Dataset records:

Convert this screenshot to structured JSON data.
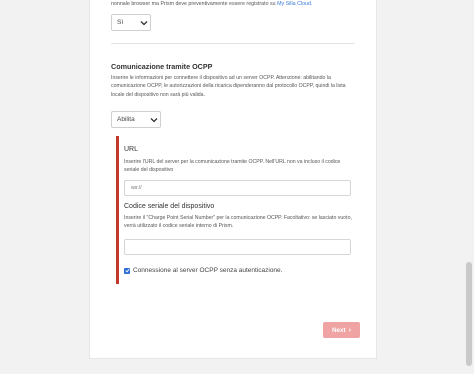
{
  "top": {
    "text_prefix": "nonnale browser ma Prism deve preventivamente essere registrato su",
    "link": "My Silla Cloud.",
    "select_value": "Sì"
  },
  "ocpp": {
    "title": "Comunicazione tramite OCPP",
    "description": "Inserire le informazioni per connettere il dispositivo ad un server OCPP. Attenzione: abilitando la comunicazione OCPP, le autorizzazioni della ricarica dipenderanno dal protocollo OCPP, quindi la lista locale del dispositivo non sarà più valida.",
    "select_value": "Abilita"
  },
  "url": {
    "title": "URL",
    "description": "Inserire l'URL del server per la comunicazione tramite OCPP. Nell'URL non va incluso il codice seriale del dispositivo",
    "placeholder": "ws://"
  },
  "serial": {
    "title": "Codice seriale del dispositivo",
    "description": "Inserire il \"Charge Point Serial Number\" per la comunicazione OCPP. Facoltativo: se lasciato vuoto, verrà utilizzato il codice seriale interno di Prism.",
    "placeholder": ""
  },
  "auth": {
    "label": "Connessione al server OCPP senza autenticazione.",
    "checked": true
  },
  "next": {
    "label": "Next"
  },
  "colors": {
    "accent_red": "#c0392b",
    "button_disabled": "#f0a3a3",
    "checkbox_blue": "#2e6fd6"
  }
}
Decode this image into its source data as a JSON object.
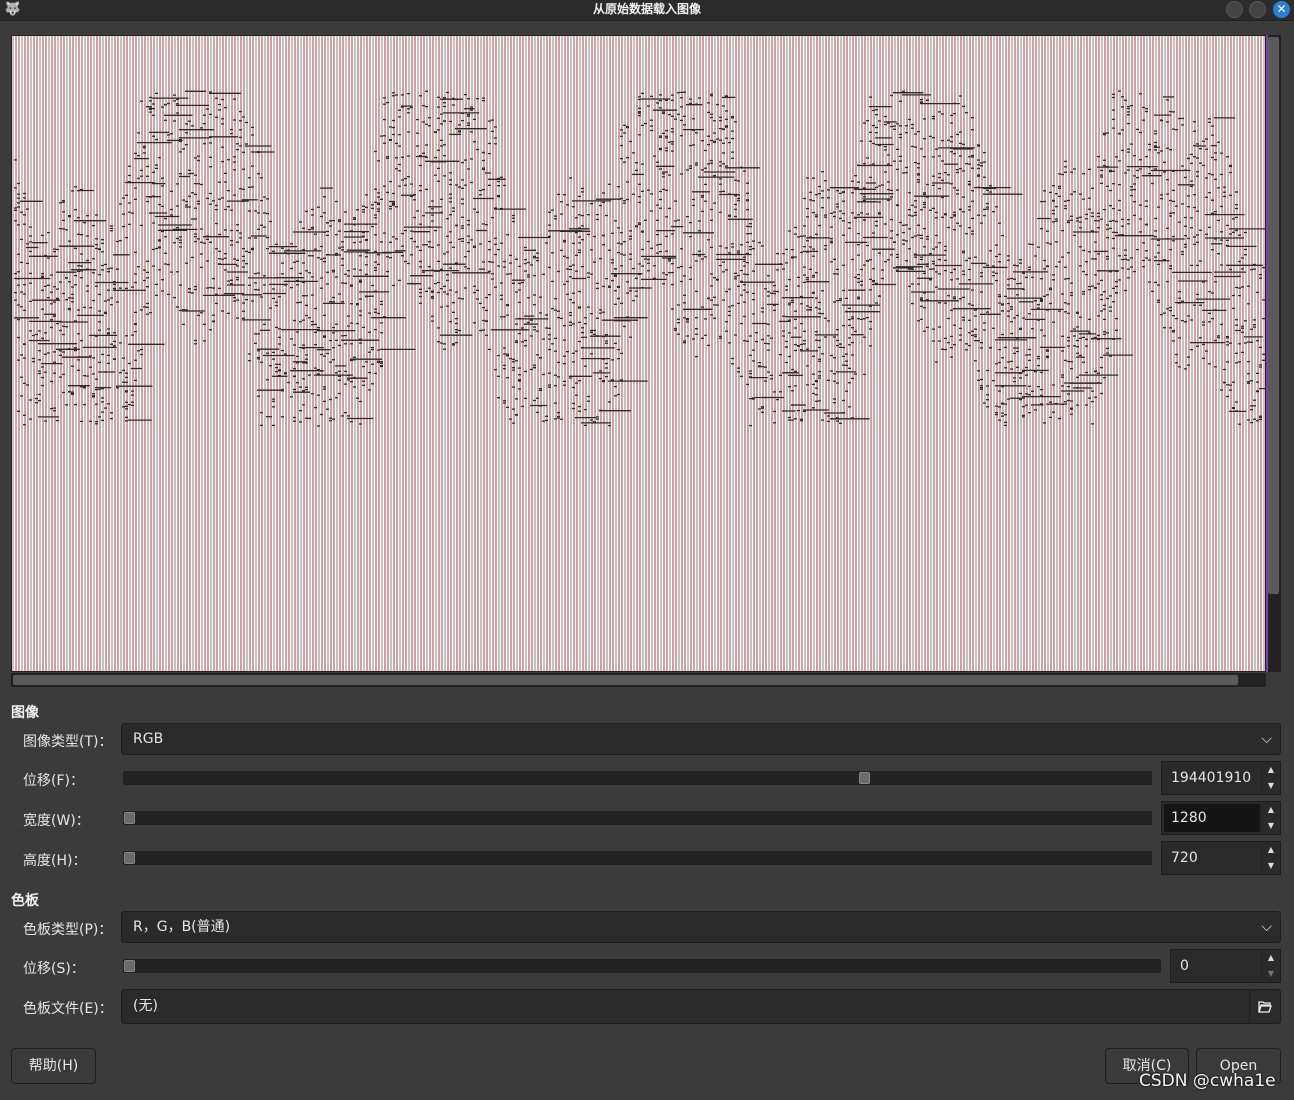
{
  "window": {
    "title": "从原始数据载入图像",
    "app_icon": "gimp-wilber-icon",
    "buttons": [
      "minimize",
      "maximize",
      "close"
    ],
    "close_symbol": "✕"
  },
  "preview": {
    "description": "raw-data-preview",
    "stripe_colors": [
      "#ffffff",
      "#8b0000",
      "#2a2a2a"
    ]
  },
  "image_section": {
    "title": "图像",
    "image_type": {
      "label": "图像类型(T)：",
      "value": "RGB",
      "chevron": "⌵"
    },
    "offset": {
      "label": "位移(F)：",
      "value": "194401910",
      "slider_fraction": 0.72
    },
    "width": {
      "label": "宽度(W)：",
      "value": "1280",
      "slider_fraction": 0.0
    },
    "height": {
      "label": "高度(H)：",
      "value": "720",
      "slider_fraction": 0.0
    }
  },
  "palette_section": {
    "title": "色板",
    "palette_type": {
      "label": "色板类型(P)：",
      "value": "R，G，B(普通)",
      "chevron": "⌵"
    },
    "offset": {
      "label": "位移(S)：",
      "value": "0",
      "slider_fraction": 0.0
    },
    "palette_file": {
      "label": "色板文件(E)：",
      "value": "(无)",
      "icon": "open-file-icon"
    }
  },
  "spinner_arrows": {
    "up": "▲",
    "down": "▼"
  },
  "footer": {
    "help_label": "帮助(H)",
    "cancel_label": "取消(C)",
    "open_label": "Open"
  },
  "watermark": "CSDN @cwha1e"
}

Exercise directions:
Find out how many lines in the listing contain the string "icon". Give the number alone.

Full response:
2